Locate the word "grid" in the material, then show every line that holds it.

━━ Data entries

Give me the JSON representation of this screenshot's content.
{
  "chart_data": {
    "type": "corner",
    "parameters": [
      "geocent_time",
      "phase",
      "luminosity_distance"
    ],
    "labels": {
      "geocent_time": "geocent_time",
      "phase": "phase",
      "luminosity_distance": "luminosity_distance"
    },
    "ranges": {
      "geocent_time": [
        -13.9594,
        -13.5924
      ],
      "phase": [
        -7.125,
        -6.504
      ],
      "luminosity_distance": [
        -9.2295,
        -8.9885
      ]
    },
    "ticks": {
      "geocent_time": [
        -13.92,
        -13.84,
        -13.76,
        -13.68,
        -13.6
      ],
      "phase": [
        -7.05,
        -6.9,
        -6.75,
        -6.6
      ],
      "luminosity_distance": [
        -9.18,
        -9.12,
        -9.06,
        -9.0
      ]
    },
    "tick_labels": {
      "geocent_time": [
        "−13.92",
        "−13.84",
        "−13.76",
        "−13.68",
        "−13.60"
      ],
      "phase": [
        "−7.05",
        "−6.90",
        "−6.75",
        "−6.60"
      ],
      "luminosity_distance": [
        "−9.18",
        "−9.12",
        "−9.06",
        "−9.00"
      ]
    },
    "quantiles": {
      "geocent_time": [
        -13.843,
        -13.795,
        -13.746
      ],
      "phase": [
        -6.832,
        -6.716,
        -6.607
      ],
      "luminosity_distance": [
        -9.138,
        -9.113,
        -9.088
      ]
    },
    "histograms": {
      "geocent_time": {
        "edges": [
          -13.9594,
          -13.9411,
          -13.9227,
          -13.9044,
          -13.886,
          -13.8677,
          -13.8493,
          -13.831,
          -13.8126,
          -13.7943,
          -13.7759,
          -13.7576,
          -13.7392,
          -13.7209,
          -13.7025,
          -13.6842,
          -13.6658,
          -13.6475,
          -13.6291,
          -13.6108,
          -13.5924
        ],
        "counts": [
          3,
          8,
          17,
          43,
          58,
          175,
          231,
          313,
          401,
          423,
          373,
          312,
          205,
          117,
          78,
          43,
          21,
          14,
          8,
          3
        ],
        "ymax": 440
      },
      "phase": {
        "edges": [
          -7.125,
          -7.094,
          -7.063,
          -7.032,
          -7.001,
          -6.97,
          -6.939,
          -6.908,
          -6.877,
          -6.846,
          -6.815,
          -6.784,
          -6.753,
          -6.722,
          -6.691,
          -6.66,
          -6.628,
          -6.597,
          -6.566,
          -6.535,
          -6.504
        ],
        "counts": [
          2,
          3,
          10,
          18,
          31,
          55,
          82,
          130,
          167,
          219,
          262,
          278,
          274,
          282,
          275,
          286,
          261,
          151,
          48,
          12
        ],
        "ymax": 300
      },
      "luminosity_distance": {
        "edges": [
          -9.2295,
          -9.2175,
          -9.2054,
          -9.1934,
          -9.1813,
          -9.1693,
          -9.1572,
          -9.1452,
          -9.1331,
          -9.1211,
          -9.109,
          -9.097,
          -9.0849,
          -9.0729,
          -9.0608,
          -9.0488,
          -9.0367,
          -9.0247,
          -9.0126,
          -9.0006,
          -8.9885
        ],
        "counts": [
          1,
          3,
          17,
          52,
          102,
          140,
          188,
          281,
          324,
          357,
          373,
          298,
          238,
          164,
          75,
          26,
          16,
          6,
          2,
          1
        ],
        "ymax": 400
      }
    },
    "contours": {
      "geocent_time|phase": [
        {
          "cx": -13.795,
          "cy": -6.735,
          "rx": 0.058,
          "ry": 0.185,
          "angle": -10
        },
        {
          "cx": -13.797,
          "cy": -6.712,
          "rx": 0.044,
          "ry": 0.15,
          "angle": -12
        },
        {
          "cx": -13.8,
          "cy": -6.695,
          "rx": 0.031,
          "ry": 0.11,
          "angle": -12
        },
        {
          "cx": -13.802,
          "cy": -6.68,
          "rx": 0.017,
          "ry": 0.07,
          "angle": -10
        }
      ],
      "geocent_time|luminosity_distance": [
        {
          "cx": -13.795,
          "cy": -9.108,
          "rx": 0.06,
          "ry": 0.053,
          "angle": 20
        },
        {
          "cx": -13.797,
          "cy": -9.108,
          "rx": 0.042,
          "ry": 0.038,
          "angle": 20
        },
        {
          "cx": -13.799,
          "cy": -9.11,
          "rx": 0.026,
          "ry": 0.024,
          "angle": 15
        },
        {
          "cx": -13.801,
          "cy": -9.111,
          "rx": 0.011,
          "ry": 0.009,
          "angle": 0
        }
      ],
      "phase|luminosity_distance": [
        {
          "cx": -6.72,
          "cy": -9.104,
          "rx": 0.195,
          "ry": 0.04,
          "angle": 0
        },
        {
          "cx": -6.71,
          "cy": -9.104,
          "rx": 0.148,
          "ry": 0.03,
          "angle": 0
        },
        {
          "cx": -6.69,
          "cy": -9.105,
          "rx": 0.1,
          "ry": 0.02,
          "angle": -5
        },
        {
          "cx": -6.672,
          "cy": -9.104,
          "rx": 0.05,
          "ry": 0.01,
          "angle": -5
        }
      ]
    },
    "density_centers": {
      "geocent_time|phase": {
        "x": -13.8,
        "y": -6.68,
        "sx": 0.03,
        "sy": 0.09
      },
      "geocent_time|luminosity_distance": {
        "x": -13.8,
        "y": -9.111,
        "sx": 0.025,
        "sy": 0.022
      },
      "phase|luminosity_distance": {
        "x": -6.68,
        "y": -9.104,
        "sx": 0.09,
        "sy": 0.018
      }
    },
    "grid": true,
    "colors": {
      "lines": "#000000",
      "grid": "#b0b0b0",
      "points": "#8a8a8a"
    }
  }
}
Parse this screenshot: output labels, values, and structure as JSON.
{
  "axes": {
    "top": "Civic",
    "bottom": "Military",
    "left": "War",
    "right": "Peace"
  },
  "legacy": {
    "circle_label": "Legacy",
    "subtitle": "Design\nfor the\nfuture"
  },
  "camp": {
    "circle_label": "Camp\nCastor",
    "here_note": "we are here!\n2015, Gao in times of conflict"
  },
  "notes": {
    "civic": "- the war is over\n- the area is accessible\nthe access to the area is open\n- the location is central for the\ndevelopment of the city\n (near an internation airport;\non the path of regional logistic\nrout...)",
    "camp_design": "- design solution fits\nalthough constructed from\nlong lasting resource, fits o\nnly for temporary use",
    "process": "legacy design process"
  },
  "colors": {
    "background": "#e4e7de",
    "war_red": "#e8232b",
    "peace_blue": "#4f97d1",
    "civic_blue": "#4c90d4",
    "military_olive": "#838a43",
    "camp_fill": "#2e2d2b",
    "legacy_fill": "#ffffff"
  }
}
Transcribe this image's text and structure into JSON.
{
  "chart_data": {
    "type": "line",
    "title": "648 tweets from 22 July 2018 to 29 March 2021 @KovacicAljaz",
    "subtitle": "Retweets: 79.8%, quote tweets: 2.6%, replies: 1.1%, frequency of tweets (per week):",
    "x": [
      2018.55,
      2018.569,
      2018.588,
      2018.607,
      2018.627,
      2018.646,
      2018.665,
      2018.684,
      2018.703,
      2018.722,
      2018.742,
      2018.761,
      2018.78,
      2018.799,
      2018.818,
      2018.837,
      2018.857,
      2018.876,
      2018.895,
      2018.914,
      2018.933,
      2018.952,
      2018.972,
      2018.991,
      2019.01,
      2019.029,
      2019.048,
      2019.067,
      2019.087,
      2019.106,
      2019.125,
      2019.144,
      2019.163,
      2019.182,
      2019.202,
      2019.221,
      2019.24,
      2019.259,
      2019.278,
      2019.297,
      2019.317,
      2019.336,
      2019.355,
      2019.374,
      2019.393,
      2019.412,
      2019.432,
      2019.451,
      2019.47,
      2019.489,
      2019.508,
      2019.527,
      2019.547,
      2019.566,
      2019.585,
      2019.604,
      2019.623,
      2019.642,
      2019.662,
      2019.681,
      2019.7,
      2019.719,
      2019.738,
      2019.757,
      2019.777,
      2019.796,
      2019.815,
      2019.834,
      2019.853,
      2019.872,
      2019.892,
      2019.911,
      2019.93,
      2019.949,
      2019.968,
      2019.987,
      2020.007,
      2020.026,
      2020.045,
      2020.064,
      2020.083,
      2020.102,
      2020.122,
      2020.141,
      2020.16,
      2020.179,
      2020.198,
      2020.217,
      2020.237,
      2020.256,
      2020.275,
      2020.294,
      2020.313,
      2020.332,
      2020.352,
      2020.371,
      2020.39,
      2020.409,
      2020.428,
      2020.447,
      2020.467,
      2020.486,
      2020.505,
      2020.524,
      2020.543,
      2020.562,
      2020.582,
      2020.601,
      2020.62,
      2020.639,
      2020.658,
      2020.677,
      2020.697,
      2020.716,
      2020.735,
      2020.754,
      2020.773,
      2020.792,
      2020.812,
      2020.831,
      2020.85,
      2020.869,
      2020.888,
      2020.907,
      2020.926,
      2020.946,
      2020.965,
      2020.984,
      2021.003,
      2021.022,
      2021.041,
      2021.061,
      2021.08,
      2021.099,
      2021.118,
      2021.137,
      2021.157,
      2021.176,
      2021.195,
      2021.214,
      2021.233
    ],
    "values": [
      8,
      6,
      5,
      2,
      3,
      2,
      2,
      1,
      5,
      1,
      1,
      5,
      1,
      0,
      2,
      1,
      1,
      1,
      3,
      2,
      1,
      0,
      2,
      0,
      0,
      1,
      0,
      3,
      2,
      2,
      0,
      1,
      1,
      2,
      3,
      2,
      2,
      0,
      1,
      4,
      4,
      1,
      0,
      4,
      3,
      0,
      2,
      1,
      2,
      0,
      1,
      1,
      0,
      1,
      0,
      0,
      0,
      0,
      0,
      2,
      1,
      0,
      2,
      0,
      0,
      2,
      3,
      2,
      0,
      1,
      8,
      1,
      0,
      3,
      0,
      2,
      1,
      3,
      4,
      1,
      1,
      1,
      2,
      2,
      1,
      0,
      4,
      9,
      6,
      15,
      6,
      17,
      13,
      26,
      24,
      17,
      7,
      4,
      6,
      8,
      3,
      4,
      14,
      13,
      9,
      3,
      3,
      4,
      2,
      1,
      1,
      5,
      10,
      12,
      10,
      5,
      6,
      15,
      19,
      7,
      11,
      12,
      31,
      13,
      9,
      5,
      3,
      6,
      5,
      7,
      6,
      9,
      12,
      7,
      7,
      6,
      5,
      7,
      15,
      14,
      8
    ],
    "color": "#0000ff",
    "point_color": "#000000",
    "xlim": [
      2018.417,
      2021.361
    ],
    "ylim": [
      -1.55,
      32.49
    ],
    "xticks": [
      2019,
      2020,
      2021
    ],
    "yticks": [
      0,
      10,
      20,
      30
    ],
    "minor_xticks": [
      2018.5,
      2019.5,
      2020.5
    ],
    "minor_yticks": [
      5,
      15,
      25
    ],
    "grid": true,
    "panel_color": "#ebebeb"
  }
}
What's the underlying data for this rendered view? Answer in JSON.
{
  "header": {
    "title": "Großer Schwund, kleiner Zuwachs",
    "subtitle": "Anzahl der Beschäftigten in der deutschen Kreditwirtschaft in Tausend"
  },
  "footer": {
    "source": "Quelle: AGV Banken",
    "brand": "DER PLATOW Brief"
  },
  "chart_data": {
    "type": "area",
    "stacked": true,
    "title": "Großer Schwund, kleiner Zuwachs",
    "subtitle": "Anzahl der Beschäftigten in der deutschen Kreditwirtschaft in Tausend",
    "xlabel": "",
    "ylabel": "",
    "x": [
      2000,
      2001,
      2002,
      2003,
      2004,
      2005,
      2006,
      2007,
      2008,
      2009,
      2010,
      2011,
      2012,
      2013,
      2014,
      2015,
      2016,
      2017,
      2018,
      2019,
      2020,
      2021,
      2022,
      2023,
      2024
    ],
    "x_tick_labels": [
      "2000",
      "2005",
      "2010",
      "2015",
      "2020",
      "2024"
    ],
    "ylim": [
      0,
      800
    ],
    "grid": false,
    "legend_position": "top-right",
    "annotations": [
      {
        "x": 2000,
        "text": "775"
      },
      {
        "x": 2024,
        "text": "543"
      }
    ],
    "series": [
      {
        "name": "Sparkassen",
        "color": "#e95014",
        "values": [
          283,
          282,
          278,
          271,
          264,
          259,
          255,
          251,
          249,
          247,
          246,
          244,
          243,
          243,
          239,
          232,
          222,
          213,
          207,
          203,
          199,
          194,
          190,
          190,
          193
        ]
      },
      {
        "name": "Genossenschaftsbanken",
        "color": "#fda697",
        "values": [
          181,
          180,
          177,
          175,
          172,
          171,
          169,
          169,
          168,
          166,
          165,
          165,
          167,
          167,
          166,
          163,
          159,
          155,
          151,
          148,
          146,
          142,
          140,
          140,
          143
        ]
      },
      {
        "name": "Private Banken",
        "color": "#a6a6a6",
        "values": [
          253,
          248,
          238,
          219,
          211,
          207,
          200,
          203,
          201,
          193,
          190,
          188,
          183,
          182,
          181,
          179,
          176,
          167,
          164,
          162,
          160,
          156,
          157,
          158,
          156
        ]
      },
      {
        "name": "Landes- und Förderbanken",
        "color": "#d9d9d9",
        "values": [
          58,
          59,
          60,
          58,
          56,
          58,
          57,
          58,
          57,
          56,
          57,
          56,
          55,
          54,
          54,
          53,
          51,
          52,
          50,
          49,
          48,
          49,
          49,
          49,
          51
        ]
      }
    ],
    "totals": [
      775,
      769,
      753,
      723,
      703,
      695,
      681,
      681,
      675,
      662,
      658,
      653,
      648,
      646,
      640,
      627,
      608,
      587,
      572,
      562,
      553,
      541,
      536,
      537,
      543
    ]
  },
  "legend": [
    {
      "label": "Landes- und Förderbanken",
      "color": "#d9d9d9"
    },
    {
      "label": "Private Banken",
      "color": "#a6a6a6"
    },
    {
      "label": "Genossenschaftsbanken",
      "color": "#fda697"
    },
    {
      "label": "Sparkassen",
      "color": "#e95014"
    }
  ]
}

━━━━

§ **Result for this exercise**
    "grid": true,
      "grid": "#b0b0b0",
    "grid": true,
    "grid": false,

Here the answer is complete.